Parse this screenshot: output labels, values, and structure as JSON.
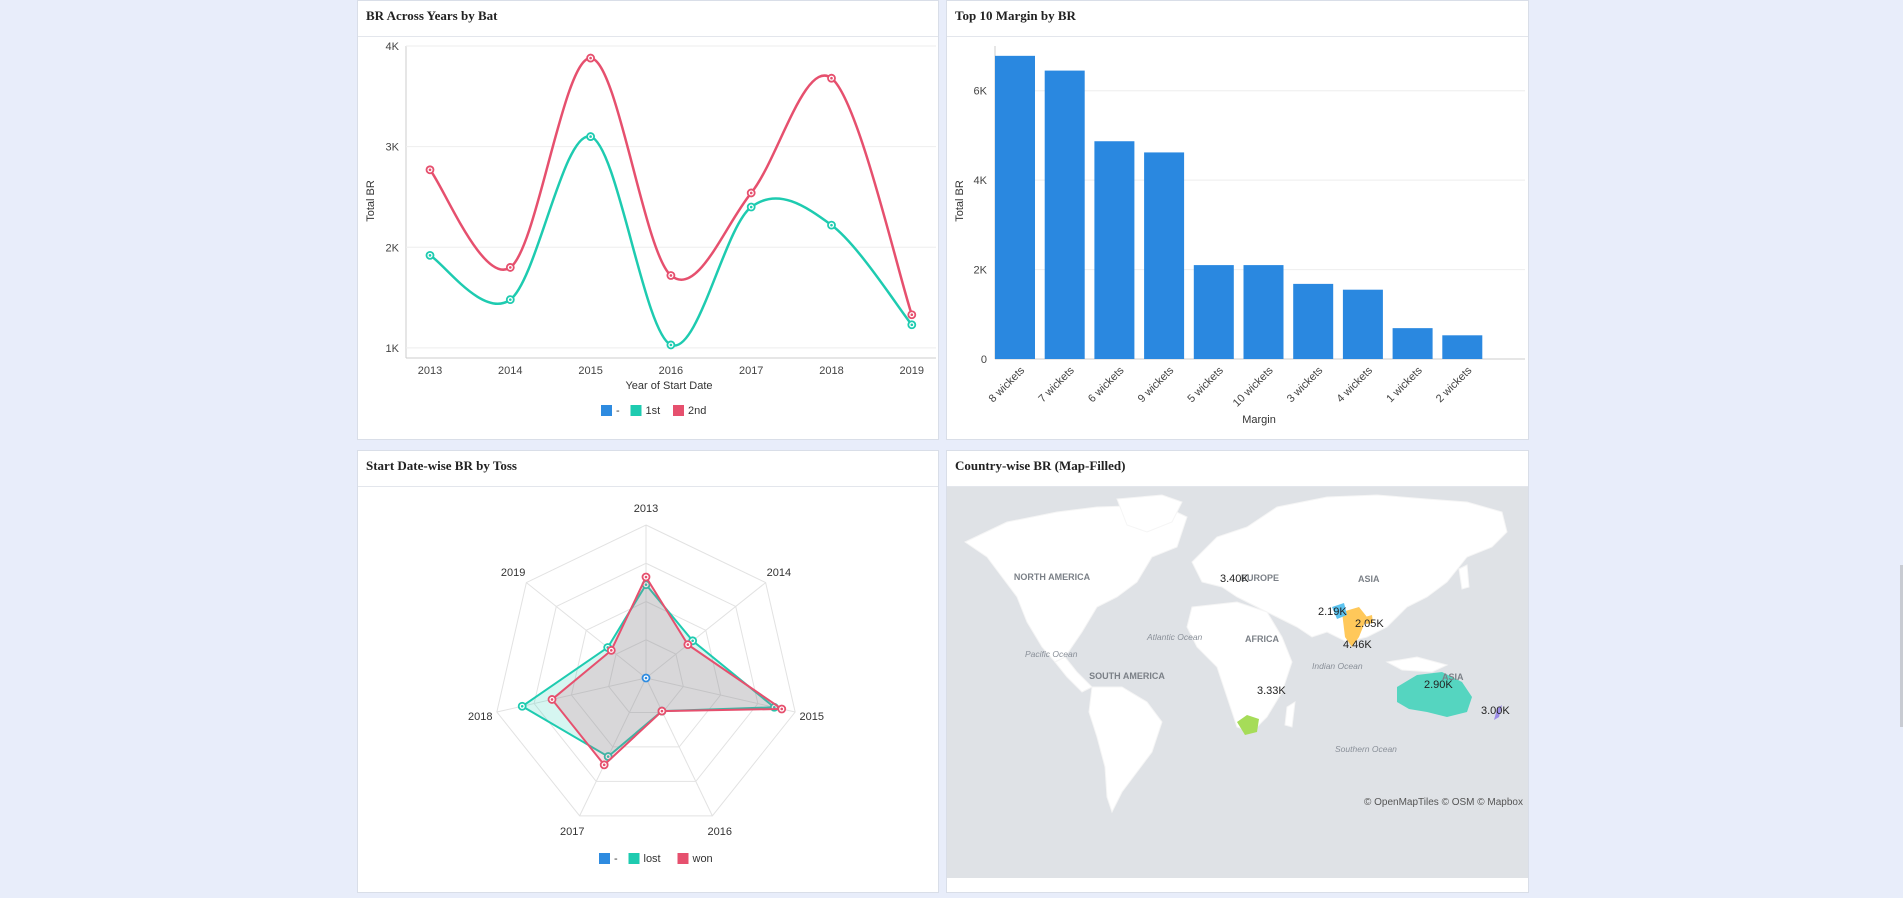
{
  "panels": {
    "p1_title": "BR Across Years by Bat",
    "p2_title": "Top 10 Margin by BR",
    "p3_title": "Start Date-wise BR by Toss",
    "p4_title": "Country-wise BR (Map-Filled)"
  },
  "colors": {
    "blue": "#2e8be0",
    "teal": "#1ecbb0",
    "pink": "#e6506e",
    "bar": "#2a88e0"
  },
  "map": {
    "labels": {
      "north_america": "NORTH AMERICA",
      "europe": "EUROPE",
      "asia": "ASIA",
      "africa": "AFRICA",
      "south_america": "SOUTH AMERICA",
      "asia2": "ASIA",
      "atlantic": "Atlantic Ocean",
      "pacific": "Pacific Ocean",
      "indian": "Indian Ocean",
      "southern": "Southern Ocean"
    },
    "values": {
      "v1": "3.40K",
      "v2": "2.19K",
      "v3": "2.05K",
      "v4": "4.46K",
      "v5": "3.33K",
      "v6": "2.90K",
      "v7": "3.00K"
    },
    "attribution": "© OpenMapTiles © OSM © Mapbox"
  },
  "chart_data": [
    {
      "type": "line",
      "title": "BR Across Years by Bat",
      "xlabel": "Year of Start Date",
      "ylabel": "Total BR",
      "x": [
        "2013",
        "2014",
        "2015",
        "2016",
        "2017",
        "2018",
        "2019"
      ],
      "ylim": [
        900,
        4000
      ],
      "yticks": [
        "1K",
        "2K",
        "3K",
        "4K"
      ],
      "legend": [
        "-",
        "1st",
        "2nd"
      ],
      "series": [
        {
          "name": "1st",
          "color": "#1ecbb0",
          "values": [
            1920,
            1480,
            3100,
            1030,
            2400,
            2220,
            1230
          ]
        },
        {
          "name": "2nd",
          "color": "#e6506e",
          "values": [
            2770,
            1800,
            3880,
            1720,
            2540,
            3680,
            1330
          ]
        }
      ]
    },
    {
      "type": "bar",
      "title": "Top 10 Margin by BR",
      "xlabel": "Margin",
      "ylabel": "Total BR",
      "categories": [
        "8 wickets",
        "7 wickets",
        "6 wickets",
        "9 wickets",
        "5 wickets",
        "10 wickets",
        "3 wickets",
        "4 wickets",
        "1 wickets",
        "2 wickets"
      ],
      "values": [
        6780,
        6450,
        4870,
        4620,
        2100,
        2100,
        1680,
        1550,
        690,
        530
      ],
      "ylim": [
        0,
        7000
      ],
      "yticks": [
        "0",
        "2K",
        "4K",
        "6K"
      ]
    },
    {
      "type": "radar",
      "title": "Start Date-wise BR by Toss",
      "categories": [
        "2013",
        "2014",
        "2015",
        "2016",
        "2017",
        "2018",
        "2019"
      ],
      "max": 100,
      "legend": [
        "-",
        "lost",
        "won"
      ],
      "series": [
        {
          "name": "lost",
          "color": "#1ecbb0",
          "values": [
            61,
            39,
            86,
            24,
            57,
            83,
            32
          ]
        },
        {
          "name": "won",
          "color": "#e6506e",
          "values": [
            66,
            35,
            91,
            24,
            63,
            63,
            29
          ]
        }
      ]
    }
  ]
}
=-=-=-=-=
Without the pictures, write out all of the material exactly.

Parse this screenshot: output labels, values, and structure as JSON.
{
  "panels": {
    "p1_title": "BR Across Years by Bat",
    "p2_title": "Top 10 Margin by BR",
    "p3_title": "Start Date-wise BR by Toss",
    "p4_title": "Country-wise BR (Map-Filled)"
  },
  "colors": {
    "blue": "#2e8be0",
    "teal": "#1ecbb0",
    "pink": "#e6506e",
    "bar": "#2a88e0"
  },
  "map": {
    "labels": {
      "north_america": "NORTH AMERICA",
      "europe": "EUROPE",
      "asia": "ASIA",
      "africa": "AFRICA",
      "south_america": "SOUTH AMERICA",
      "asia2": "ASIA",
      "atlantic": "Atlantic Ocean",
      "pacific": "Pacific Ocean",
      "indian": "Indian Ocean",
      "southern": "Southern Ocean"
    },
    "values": {
      "v1": "3.40K",
      "v2": "2.19K",
      "v3": "2.05K",
      "v4": "4.46K",
      "v5": "3.33K",
      "v6": "2.90K",
      "v7": "3.00K"
    },
    "attribution": "© OpenMapTiles © OSM © Mapbox"
  },
  "chart_data": [
    {
      "type": "line",
      "title": "BR Across Years by Bat",
      "xlabel": "Year of Start Date",
      "ylabel": "Total BR",
      "x": [
        "2013",
        "2014",
        "2015",
        "2016",
        "2017",
        "2018",
        "2019"
      ],
      "ylim": [
        900,
        4000
      ],
      "yticks": [
        "1K",
        "2K",
        "3K",
        "4K"
      ],
      "legend": [
        "-",
        "1st",
        "2nd"
      ],
      "series": [
        {
          "name": "1st",
          "color": "#1ecbb0",
          "values": [
            1920,
            1480,
            3100,
            1030,
            2400,
            2220,
            1230
          ]
        },
        {
          "name": "2nd",
          "color": "#e6506e",
          "values": [
            2770,
            1800,
            3880,
            1720,
            2540,
            3680,
            1330
          ]
        }
      ]
    },
    {
      "type": "bar",
      "title": "Top 10 Margin by BR",
      "xlabel": "Margin",
      "ylabel": "Total BR",
      "categories": [
        "8 wickets",
        "7 wickets",
        "6 wickets",
        "9 wickets",
        "5 wickets",
        "10 wickets",
        "3 wickets",
        "4 wickets",
        "1 wickets",
        "2 wickets"
      ],
      "values": [
        6780,
        6450,
        4870,
        4620,
        2100,
        2100,
        1680,
        1550,
        690,
        530
      ],
      "ylim": [
        0,
        7000
      ],
      "yticks": [
        "0",
        "2K",
        "4K",
        "6K"
      ]
    },
    {
      "type": "radar",
      "title": "Start Date-wise BR by Toss",
      "categories": [
        "2013",
        "2014",
        "2015",
        "2016",
        "2017",
        "2018",
        "2019"
      ],
      "max": 100,
      "legend": [
        "-",
        "lost",
        "won"
      ],
      "series": [
        {
          "name": "lost",
          "color": "#1ecbb0",
          "values": [
            61,
            39,
            86,
            24,
            57,
            83,
            32
          ]
        },
        {
          "name": "won",
          "color": "#e6506e",
          "values": [
            66,
            35,
            91,
            24,
            63,
            63,
            29
          ]
        }
      ]
    }
  ]
}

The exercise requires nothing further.